**AIM**
Leaving out the pictures, transcribe all of the records faithfully.

**INPUT MATERIAL**
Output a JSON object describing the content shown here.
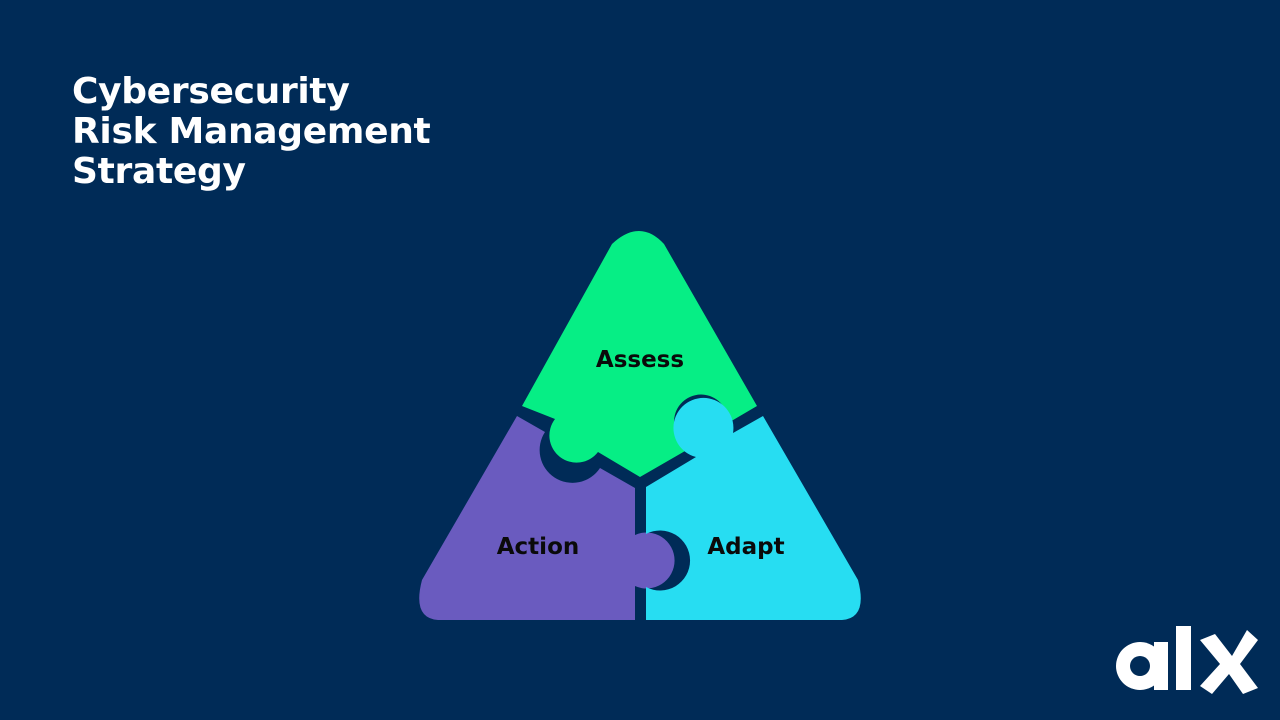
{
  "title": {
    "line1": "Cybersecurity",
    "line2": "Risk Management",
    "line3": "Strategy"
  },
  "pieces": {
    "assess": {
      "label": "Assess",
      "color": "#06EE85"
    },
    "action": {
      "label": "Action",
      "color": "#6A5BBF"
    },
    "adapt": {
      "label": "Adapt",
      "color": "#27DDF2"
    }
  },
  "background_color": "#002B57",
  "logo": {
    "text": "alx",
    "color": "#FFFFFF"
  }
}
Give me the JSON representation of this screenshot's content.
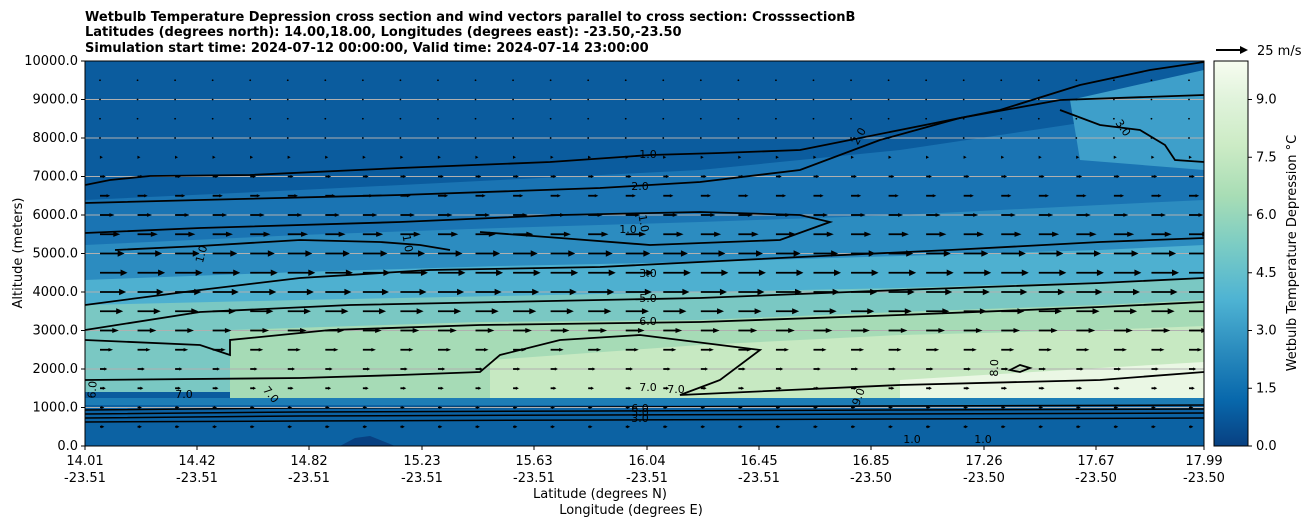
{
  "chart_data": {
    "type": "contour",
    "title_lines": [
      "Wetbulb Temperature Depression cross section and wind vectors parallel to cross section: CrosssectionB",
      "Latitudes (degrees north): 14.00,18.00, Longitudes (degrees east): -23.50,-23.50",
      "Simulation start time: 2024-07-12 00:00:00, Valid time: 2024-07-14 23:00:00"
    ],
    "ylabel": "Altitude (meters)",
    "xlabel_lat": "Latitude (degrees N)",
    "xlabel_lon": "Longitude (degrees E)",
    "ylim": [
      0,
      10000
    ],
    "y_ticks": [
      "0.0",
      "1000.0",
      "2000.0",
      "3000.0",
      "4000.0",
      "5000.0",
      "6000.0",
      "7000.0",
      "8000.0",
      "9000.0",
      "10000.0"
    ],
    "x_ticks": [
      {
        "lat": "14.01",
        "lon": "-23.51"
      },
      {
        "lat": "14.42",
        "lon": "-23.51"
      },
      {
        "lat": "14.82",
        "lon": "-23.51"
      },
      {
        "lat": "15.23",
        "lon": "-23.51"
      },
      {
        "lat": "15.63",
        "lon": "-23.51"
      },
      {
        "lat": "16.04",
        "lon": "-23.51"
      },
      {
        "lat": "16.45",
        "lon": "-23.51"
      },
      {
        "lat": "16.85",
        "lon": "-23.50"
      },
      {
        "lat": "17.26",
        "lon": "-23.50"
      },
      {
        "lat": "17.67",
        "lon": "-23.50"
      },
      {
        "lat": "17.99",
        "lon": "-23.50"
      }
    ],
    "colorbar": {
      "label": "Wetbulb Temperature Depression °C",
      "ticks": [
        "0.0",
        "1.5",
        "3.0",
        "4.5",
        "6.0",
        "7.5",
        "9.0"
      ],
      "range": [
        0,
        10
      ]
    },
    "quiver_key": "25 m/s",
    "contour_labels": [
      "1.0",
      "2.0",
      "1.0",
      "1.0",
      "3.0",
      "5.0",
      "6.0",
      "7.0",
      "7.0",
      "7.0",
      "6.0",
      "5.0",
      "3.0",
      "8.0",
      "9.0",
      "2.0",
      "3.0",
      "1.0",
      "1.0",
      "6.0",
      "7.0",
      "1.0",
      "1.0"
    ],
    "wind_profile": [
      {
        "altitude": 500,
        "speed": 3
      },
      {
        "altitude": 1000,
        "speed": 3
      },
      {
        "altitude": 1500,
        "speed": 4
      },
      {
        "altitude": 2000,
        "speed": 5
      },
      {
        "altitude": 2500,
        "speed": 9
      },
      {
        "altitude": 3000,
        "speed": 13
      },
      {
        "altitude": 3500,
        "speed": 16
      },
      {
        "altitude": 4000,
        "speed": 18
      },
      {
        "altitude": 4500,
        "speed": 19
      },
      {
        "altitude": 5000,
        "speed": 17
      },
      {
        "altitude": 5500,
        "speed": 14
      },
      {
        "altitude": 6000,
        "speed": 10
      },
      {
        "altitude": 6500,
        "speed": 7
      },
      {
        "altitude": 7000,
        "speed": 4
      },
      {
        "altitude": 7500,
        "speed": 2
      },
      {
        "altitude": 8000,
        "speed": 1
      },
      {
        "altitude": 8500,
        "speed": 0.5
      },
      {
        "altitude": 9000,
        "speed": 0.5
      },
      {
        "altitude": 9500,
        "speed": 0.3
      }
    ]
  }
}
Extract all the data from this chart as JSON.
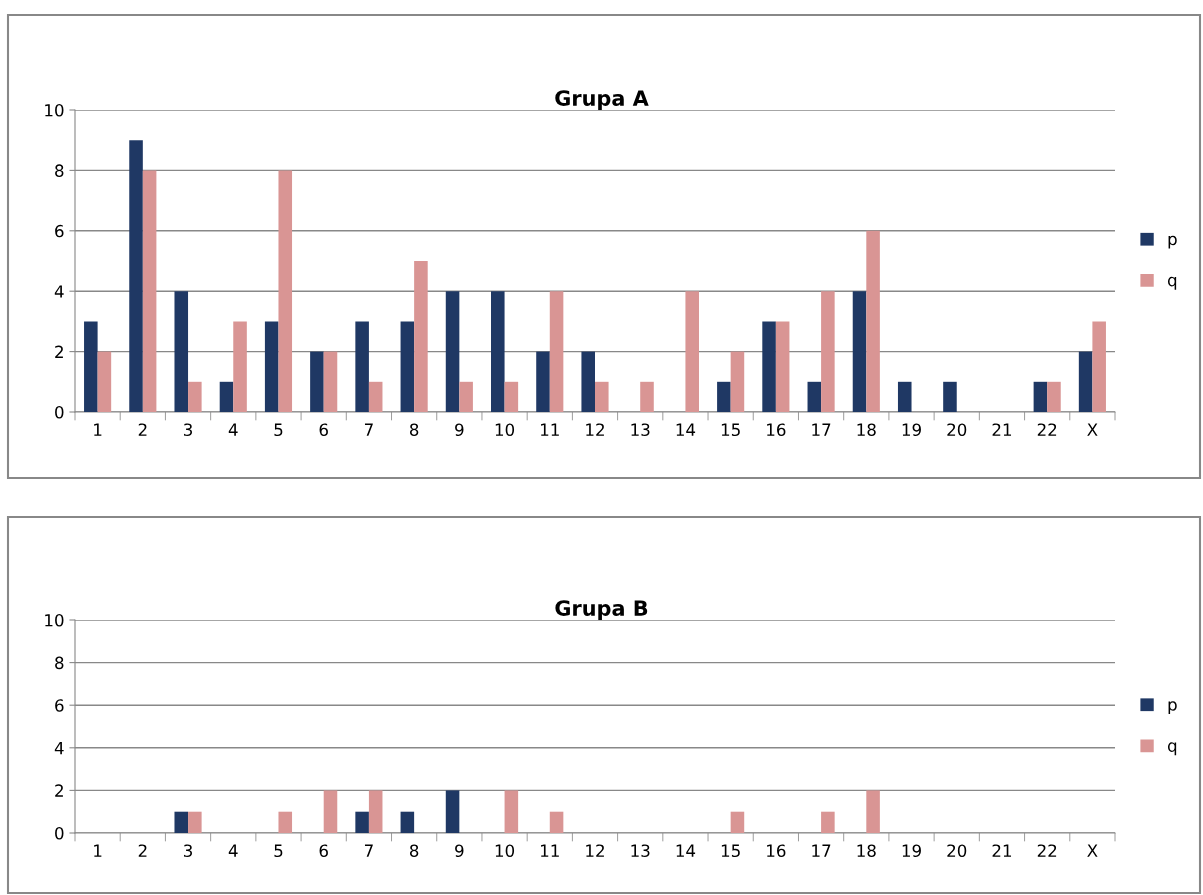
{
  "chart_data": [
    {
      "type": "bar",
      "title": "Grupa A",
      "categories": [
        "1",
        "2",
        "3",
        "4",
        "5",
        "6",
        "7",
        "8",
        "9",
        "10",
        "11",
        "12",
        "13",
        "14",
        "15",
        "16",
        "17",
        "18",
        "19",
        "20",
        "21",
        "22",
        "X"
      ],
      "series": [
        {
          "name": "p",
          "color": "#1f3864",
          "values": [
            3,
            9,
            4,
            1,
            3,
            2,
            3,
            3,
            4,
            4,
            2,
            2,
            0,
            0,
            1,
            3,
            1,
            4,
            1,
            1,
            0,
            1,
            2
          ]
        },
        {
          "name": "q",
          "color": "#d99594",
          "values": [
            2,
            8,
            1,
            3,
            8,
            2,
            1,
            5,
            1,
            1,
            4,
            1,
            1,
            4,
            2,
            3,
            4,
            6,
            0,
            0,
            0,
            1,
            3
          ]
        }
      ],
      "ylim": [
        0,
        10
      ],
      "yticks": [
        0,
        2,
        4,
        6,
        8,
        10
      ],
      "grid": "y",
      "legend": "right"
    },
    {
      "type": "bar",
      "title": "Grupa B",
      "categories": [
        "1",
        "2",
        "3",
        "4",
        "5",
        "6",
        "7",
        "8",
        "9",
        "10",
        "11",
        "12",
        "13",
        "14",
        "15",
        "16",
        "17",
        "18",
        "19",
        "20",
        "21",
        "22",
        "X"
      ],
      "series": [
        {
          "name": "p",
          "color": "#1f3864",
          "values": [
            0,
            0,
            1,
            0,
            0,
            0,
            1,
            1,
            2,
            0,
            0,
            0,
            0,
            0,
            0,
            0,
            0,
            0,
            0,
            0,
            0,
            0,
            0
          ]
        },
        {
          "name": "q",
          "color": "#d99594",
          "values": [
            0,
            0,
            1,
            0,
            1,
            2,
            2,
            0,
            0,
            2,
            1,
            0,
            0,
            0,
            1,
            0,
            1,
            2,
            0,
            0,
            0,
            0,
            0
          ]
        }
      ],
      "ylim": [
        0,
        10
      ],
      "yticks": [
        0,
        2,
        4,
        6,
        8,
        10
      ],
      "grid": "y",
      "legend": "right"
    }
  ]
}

**ANSWER FOR THE TASK**
Output a JSON object describing the content shown here.
{
  "title": {
    "line1": "Cybersecurity",
    "line2": "Risk Management",
    "line3": "Strategy"
  },
  "pieces": {
    "assess": {
      "label": "Assess",
      "color": "#06EE85"
    },
    "action": {
      "label": "Action",
      "color": "#6A5BBF"
    },
    "adapt": {
      "label": "Adapt",
      "color": "#27DDF2"
    }
  },
  "background_color": "#002B57",
  "logo": {
    "text": "alx",
    "color": "#FFFFFF"
  }
}
Give me the JSON representation of this screenshot's content.
{
  "chart_data": {
    "type": "contour",
    "title_lines": [
      "Wetbulb Temperature Depression cross section and wind vectors parallel to cross section: CrosssectionB",
      "Latitudes (degrees north): 14.00,18.00, Longitudes (degrees east): -23.50,-23.50",
      "Simulation start time: 2024-07-12 00:00:00, Valid time: 2024-07-14 23:00:00"
    ],
    "ylabel": "Altitude (meters)",
    "xlabel_lat": "Latitude (degrees N)",
    "xlabel_lon": "Longitude (degrees E)",
    "ylim": [
      0,
      10000
    ],
    "y_ticks": [
      "0.0",
      "1000.0",
      "2000.0",
      "3000.0",
      "4000.0",
      "5000.0",
      "6000.0",
      "7000.0",
      "8000.0",
      "9000.0",
      "10000.0"
    ],
    "x_ticks": [
      {
        "lat": "14.01",
        "lon": "-23.51"
      },
      {
        "lat": "14.42",
        "lon": "-23.51"
      },
      {
        "lat": "14.82",
        "lon": "-23.51"
      },
      {
        "lat": "15.23",
        "lon": "-23.51"
      },
      {
        "lat": "15.63",
        "lon": "-23.51"
      },
      {
        "lat": "16.04",
        "lon": "-23.51"
      },
      {
        "lat": "16.45",
        "lon": "-23.51"
      },
      {
        "lat": "16.85",
        "lon": "-23.50"
      },
      {
        "lat": "17.26",
        "lon": "-23.50"
      },
      {
        "lat": "17.67",
        "lon": "-23.50"
      },
      {
        "lat": "17.99",
        "lon": "-23.50"
      }
    ],
    "colorbar": {
      "label": "Wetbulb Temperature Depression °C",
      "ticks": [
        "0.0",
        "1.5",
        "3.0",
        "4.5",
        "6.0",
        "7.5",
        "9.0"
      ],
      "range": [
        0,
        10
      ]
    },
    "quiver_key": "25 m/s",
    "contour_labels": [
      "1.0",
      "2.0",
      "1.0",
      "1.0",
      "3.0",
      "5.0",
      "6.0",
      "7.0",
      "7.0",
      "7.0",
      "6.0",
      "5.0",
      "3.0",
      "8.0",
      "9.0",
      "2.0",
      "3.0",
      "1.0",
      "1.0",
      "6.0",
      "7.0",
      "1.0",
      "1.0"
    ],
    "wind_profile": [
      {
        "altitude": 500,
        "speed": 3
      },
      {
        "altitude": 1000,
        "speed": 3
      },
      {
        "altitude": 1500,
        "speed": 4
      },
      {
        "altitude": 2000,
        "speed": 5
      },
      {
        "altitude": 2500,
        "speed": 9
      },
      {
        "altitude": 3000,
        "speed": 13
      },
      {
        "altitude": 3500,
        "speed": 16
      },
      {
        "altitude": 4000,
        "speed": 18
      },
      {
        "altitude": 4500,
        "speed": 19
      },
      {
        "altitude": 5000,
        "speed": 17
      },
      {
        "altitude": 5500,
        "speed": 14
      },
      {
        "altitude": 6000,
        "speed": 10
      },
      {
        "altitude": 6500,
        "speed": 7
      },
      {
        "altitude": 7000,
        "speed": 4
      },
      {
        "altitude": 7500,
        "speed": 2
      },
      {
        "altitude": 8000,
        "speed": 1
      },
      {
        "altitude": 8500,
        "speed": 0.5
      },
      {
        "altitude": 9000,
        "speed": 0.5
      },
      {
        "altitude": 9500,
        "speed": 0.3
      }
    ]
  }
}
Extract all the data from this chart as JSON.
{
  "chart_data": [
    {
      "type": "bar",
      "title": "Grupa A",
      "categories": [
        "1",
        "2",
        "3",
        "4",
        "5",
        "6",
        "7",
        "8",
        "9",
        "10",
        "11",
        "12",
        "13",
        "14",
        "15",
        "16",
        "17",
        "18",
        "19",
        "20",
        "21",
        "22",
        "X"
      ],
      "series": [
        {
          "name": "p",
          "color": "#1f3864",
          "values": [
            3,
            9,
            4,
            1,
            3,
            2,
            3,
            3,
            4,
            4,
            2,
            2,
            0,
            0,
            1,
            3,
            1,
            4,
            1,
            1,
            0,
            1,
            2
          ]
        },
        {
          "name": "q",
          "color": "#d99594",
          "values": [
            2,
            8,
            1,
            3,
            8,
            2,
            1,
            5,
            1,
            1,
            4,
            1,
            1,
            4,
            2,
            3,
            4,
            6,
            0,
            0,
            0,
            1,
            3
          ]
        }
      ],
      "ylim": [
        0,
        10
      ],
      "yticks": [
        0,
        2,
        4,
        6,
        8,
        10
      ],
      "grid": "y",
      "legend": "right"
    },
    {
      "type": "bar",
      "title": "Grupa B",
      "categories": [
        "1",
        "2",
        "3",
        "4",
        "5",
        "6",
        "7",
        "8",
        "9",
        "10",
        "11",
        "12",
        "13",
        "14",
        "15",
        "16",
        "17",
        "18",
        "19",
        "20",
        "21",
        "22",
        "X"
      ],
      "series": [
        {
          "name": "p",
          "color": "#1f3864",
          "values": [
            0,
            0,
            1,
            0,
            0,
            0,
            1,
            1,
            2,
            0,
            0,
            0,
            0,
            0,
            0,
            0,
            0,
            0,
            0,
            0,
            0,
            0,
            0
          ]
        },
        {
          "name": "q",
          "color": "#d99594",
          "values": [
            0,
            0,
            1,
            0,
            1,
            2,
            2,
            0,
            0,
            2,
            1,
            0,
            0,
            0,
            1,
            0,
            1,
            2,
            0,
            0,
            0,
            0,
            0
          ]
        }
      ],
      "ylim": [
        0,
        10
      ],
      "yticks": [
        0,
        2,
        4,
        6,
        8,
        10
      ],
      "grid": "y",
      "legend": "right"
    }
  ]
}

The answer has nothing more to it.